## INSTRUCTIONS TO FOLLOW
Each entry below must be repeated word for word.

## RECORD LIST

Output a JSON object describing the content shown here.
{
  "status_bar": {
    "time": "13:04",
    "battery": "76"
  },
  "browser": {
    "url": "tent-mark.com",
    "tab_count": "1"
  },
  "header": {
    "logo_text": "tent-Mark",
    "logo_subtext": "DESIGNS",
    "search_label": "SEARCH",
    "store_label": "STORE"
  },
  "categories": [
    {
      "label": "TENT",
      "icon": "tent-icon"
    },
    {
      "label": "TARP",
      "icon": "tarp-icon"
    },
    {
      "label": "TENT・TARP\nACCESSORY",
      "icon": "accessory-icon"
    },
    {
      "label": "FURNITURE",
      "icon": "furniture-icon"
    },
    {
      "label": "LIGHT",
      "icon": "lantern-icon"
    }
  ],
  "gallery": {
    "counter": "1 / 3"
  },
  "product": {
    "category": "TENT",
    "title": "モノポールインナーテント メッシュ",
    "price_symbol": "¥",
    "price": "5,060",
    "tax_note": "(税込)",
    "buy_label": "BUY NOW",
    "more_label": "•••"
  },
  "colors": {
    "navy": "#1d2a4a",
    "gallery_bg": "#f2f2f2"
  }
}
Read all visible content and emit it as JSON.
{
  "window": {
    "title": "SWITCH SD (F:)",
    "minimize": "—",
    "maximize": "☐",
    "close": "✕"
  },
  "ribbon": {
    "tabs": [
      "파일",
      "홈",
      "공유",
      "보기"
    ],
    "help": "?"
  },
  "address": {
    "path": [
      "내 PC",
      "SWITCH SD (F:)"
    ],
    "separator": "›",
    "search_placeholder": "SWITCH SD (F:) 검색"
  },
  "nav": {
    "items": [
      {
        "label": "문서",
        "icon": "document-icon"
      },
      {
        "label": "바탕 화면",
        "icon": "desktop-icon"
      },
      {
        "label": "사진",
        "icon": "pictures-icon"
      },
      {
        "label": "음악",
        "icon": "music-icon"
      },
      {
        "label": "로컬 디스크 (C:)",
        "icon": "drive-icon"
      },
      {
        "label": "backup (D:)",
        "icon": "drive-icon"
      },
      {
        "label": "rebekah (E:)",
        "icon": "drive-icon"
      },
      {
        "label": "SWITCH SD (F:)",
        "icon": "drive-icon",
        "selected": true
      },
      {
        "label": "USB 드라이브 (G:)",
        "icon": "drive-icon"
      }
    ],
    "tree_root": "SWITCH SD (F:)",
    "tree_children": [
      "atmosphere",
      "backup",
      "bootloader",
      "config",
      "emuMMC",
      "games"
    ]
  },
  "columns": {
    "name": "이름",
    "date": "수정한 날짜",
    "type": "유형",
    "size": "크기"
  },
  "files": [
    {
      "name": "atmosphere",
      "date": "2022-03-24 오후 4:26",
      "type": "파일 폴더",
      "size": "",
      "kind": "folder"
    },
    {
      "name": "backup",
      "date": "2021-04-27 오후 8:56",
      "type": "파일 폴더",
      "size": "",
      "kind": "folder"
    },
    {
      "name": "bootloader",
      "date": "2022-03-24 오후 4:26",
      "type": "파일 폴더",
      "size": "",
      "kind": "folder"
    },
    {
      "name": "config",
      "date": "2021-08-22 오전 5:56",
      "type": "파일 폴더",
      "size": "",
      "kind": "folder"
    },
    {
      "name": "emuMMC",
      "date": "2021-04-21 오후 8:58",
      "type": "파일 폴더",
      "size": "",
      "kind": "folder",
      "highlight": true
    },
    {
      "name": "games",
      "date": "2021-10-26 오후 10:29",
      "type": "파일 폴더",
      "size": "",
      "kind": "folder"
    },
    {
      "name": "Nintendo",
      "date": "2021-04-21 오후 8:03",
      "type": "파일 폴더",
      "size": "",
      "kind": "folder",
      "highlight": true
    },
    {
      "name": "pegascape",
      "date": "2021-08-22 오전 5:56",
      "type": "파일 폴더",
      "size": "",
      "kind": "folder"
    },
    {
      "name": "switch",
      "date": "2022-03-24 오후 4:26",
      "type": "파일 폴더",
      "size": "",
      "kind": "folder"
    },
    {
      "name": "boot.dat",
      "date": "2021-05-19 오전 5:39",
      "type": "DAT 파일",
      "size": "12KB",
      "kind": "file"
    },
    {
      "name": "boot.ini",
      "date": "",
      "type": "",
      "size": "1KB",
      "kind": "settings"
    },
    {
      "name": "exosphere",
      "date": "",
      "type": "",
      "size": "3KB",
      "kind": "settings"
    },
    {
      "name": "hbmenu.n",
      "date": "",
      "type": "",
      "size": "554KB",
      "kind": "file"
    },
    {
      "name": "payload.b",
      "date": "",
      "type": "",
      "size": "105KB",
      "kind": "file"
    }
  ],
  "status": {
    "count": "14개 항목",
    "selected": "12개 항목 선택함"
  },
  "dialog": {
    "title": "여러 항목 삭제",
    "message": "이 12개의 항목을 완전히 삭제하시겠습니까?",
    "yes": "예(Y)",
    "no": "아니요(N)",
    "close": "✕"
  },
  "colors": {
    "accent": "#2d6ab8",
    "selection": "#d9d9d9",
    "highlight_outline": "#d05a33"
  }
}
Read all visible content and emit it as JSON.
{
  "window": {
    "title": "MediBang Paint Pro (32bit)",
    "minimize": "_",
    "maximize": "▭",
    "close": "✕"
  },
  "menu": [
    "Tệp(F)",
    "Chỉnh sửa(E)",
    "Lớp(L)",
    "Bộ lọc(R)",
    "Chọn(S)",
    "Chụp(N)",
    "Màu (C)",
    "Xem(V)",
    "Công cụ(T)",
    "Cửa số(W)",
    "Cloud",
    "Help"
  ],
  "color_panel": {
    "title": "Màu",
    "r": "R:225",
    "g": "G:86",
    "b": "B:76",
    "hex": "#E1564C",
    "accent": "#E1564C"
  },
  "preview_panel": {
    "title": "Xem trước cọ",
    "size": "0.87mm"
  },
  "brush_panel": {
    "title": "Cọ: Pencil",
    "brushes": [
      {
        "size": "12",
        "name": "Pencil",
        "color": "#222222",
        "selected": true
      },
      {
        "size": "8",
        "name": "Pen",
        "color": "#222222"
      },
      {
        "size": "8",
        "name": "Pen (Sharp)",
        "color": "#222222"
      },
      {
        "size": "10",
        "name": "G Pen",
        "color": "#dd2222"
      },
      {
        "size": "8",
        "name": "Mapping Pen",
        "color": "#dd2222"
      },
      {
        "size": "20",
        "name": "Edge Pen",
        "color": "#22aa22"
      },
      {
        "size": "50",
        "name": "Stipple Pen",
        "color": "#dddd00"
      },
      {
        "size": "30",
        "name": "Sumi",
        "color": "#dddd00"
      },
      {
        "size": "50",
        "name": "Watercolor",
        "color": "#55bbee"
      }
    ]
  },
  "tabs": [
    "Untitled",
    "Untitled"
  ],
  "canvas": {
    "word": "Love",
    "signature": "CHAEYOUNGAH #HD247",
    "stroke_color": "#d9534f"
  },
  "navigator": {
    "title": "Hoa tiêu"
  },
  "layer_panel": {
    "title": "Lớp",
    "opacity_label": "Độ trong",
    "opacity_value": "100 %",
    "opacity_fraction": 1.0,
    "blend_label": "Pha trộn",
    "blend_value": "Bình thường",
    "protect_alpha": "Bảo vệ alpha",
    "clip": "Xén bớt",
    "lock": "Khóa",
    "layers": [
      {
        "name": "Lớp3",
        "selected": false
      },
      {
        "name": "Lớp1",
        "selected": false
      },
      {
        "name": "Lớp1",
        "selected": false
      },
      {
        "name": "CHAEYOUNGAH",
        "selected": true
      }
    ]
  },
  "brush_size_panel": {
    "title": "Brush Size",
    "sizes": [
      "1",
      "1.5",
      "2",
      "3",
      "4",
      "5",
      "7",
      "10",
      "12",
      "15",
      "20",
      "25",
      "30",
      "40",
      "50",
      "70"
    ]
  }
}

## FINISHED EXERCISE
Output a JSON object describing the content shown here.
{
  "status_bar": {
    "time": "13:04",
    "battery": "76"
  },
  "browser": {
    "url": "tent-mark.com",
    "tab_count": "1"
  },
  "header": {
    "logo_text": "tent-Mark",
    "logo_subtext": "DESIGNS",
    "search_label": "SEARCH",
    "store_label": "STORE"
  },
  "categories": [
    {
      "label": "TENT",
      "icon": "tent-icon"
    },
    {
      "label": "TARP",
      "icon": "tarp-icon"
    },
    {
      "label": "TENT・TARP\nACCESSORY",
      "icon": "accessory-icon"
    },
    {
      "label": "FURNITURE",
      "icon": "furniture-icon"
    },
    {
      "label": "LIGHT",
      "icon": "lantern-icon"
    }
  ],
  "gallery": {
    "counter": "1 / 3"
  },
  "product": {
    "category": "TENT",
    "title": "モノポールインナーテント メッシュ",
    "price_symbol": "¥",
    "price": "5,060",
    "tax_note": "(税込)",
    "buy_label": "BUY NOW",
    "more_label": "•••"
  },
  "colors": {
    "navy": "#1d2a4a",
    "gallery_bg": "#f2f2f2"
  }
}
Read all visible content and emit it as JSON.
{
  "window": {
    "title": "SWITCH SD (F:)",
    "minimize": "—",
    "maximize": "☐",
    "close": "✕"
  },
  "ribbon": {
    "tabs": [
      "파일",
      "홈",
      "공유",
      "보기"
    ],
    "help": "?"
  },
  "address": {
    "path": [
      "내 PC",
      "SWITCH SD (F:)"
    ],
    "separator": "›",
    "search_placeholder": "SWITCH SD (F:) 검색"
  },
  "nav": {
    "items": [
      {
        "label": "문서",
        "icon": "document-icon"
      },
      {
        "label": "바탕 화면",
        "icon": "desktop-icon"
      },
      {
        "label": "사진",
        "icon": "pictures-icon"
      },
      {
        "label": "음악",
        "icon": "music-icon"
      },
      {
        "label": "로컬 디스크 (C:)",
        "icon": "drive-icon"
      },
      {
        "label": "backup (D:)",
        "icon": "drive-icon"
      },
      {
        "label": "rebekah (E:)",
        "icon": "drive-icon"
      },
      {
        "label": "SWITCH SD (F:)",
        "icon": "drive-icon",
        "selected": true
      },
      {
        "label": "USB 드라이브 (G:)",
        "icon": "drive-icon"
      }
    ],
    "tree_root": "SWITCH SD (F:)",
    "tree_children": [
      "atmosphere",
      "backup",
      "bootloader",
      "config",
      "emuMMC",
      "games"
    ]
  },
  "columns": {
    "name": "이름",
    "date": "수정한 날짜",
    "type": "유형",
    "size": "크기"
  },
  "files": [
    {
      "name": "atmosphere",
      "date": "2022-03-24 오후 4:26",
      "type": "파일 폴더",
      "size": "",
      "kind": "folder"
    },
    {
      "name": "backup",
      "date": "2021-04-27 오후 8:56",
      "type": "파일 폴더",
      "size": "",
      "kind": "folder"
    },
    {
      "name": "bootloader",
      "date": "2022-03-24 오후 4:26",
      "type": "파일 폴더",
      "size": "",
      "kind": "folder"
    },
    {
      "name": "config",
      "date": "2021-08-22 오전 5:56",
      "type": "파일 폴더",
      "size": "",
      "kind": "folder"
    },
    {
      "name": "emuMMC",
      "date": "2021-04-21 오후 8:58",
      "type": "파일 폴더",
      "size": "",
      "kind": "folder",
      "highlight": true
    },
    {
      "name": "games",
      "date": "2021-10-26 오후 10:29",
      "type": "파일 폴더",
      "size": "",
      "kind": "folder"
    },
    {
      "name": "Nintendo",
      "date": "2021-04-21 오후 8:03",
      "type": "파일 폴더",
      "size": "",
      "kind": "folder",
      "highlight": true
    },
    {
      "name": "pegascape",
      "date": "2021-08-22 오전 5:56",
      "type": "파일 폴더",
      "size": "",
      "kind": "folder"
    },
    {
      "name": "switch",
      "date": "2022-03-24 오후 4:26",
      "type": "파일 폴더",
      "size": "",
      "kind": "folder"
    },
    {
      "name": "boot.dat",
      "date": "2021-05-19 오전 5:39",
      "type": "DAT 파일",
      "size": "12KB",
      "kind": "file"
    },
    {
      "name": "boot.ini",
      "date": "",
      "type": "",
      "size": "1KB",
      "kind": "settings"
    },
    {
      "name": "exosphere",
      "date": "",
      "type": "",
      "size": "3KB",
      "kind": "settings"
    },
    {
      "name": "hbmenu.n",
      "date": "",
      "type": "",
      "size": "554KB",
      "kind": "file"
    },
    {
      "name": "payload.b",
      "date": "",
      "type": "",
      "size": "105KB",
      "kind": "file"
    }
  ],
  "status": {
    "count": "14개 항목",
    "selected": "12개 항목 선택함"
  },
  "dialog": {
    "title": "여러 항목 삭제",
    "message": "이 12개의 항목을 완전히 삭제하시겠습니까?",
    "yes": "예(Y)",
    "no": "아니요(N)",
    "close": "✕"
  },
  "colors": {
    "accent": "#2d6ab8",
    "selection": "#d9d9d9",
    "highlight_outline": "#d05a33"
  }
}
Read all visible content and emit it as JSON.
{
  "window": {
    "title": "MediBang Paint Pro (32bit)",
    "minimize": "_",
    "maximize": "▭",
    "close": "✕"
  },
  "menu": [
    "Tệp(F)",
    "Chỉnh sửa(E)",
    "Lớp(L)",
    "Bộ lọc(R)",
    "Chọn(S)",
    "Chụp(N)",
    "Màu (C)",
    "Xem(V)",
    "Công cụ(T)",
    "Cửa số(W)",
    "Cloud",
    "Help"
  ],
  "color_panel": {
    "title": "Màu",
    "r": "R:225",
    "g": "G:86",
    "b": "B:76",
    "hex": "#E1564C",
    "accent": "#E1564C"
  },
  "preview_panel": {
    "title": "Xem trước cọ",
    "size": "0.87mm"
  },
  "brush_panel": {
    "title": "Cọ: Pencil",
    "brushes": [
      {
        "size": "12",
        "name": "Pencil",
        "color": "#222222",
        "selected": true
      },
      {
        "size": "8",
        "name": "Pen",
        "color": "#222222"
      },
      {
        "size": "8",
        "name": "Pen (Sharp)",
        "color": "#222222"
      },
      {
        "size": "10",
        "name": "G Pen",
        "color": "#dd2222"
      },
      {
        "size": "8",
        "name": "Mapping Pen",
        "color": "#dd2222"
      },
      {
        "size": "20",
        "name": "Edge Pen",
        "color": "#22aa22"
      },
      {
        "size": "50",
        "name": "Stipple Pen",
        "color": "#dddd00"
      },
      {
        "size": "30",
        "name": "Sumi",
        "color": "#dddd00"
      },
      {
        "size": "50",
        "name": "Watercolor",
        "color": "#55bbee"
      }
    ]
  },
  "tabs": [
    "Untitled",
    "Untitled"
  ],
  "canvas": {
    "word": "Love",
    "signature": "CHAEYOUNGAH #HD247",
    "stroke_color": "#d9534f"
  },
  "navigator": {
    "title": "Hoa tiêu"
  },
  "layer_panel": {
    "title": "Lớp",
    "opacity_label": "Độ trong",
    "opacity_value": "100 %",
    "opacity_fraction": 1.0,
    "blend_label": "Pha trộn",
    "blend_value": "Bình thường",
    "protect_alpha": "Bảo vệ alpha",
    "clip": "Xén bớt",
    "lock": "Khóa",
    "layers": [
      {
        "name": "Lớp3",
        "selected": false
      },
      {
        "name": "Lớp1",
        "selected": false
      },
      {
        "name": "Lớp1",
        "selected": false
      },
      {
        "name": "CHAEYOUNGAH",
        "selected": true
      }
    ]
  },
  "brush_size_panel": {
    "title": "Brush Size",
    "sizes": [
      "1",
      "1.5",
      "2",
      "3",
      "4",
      "5",
      "7",
      "10",
      "12",
      "15",
      "20",
      "25",
      "30",
      "40",
      "50",
      "70"
    ]
  }
}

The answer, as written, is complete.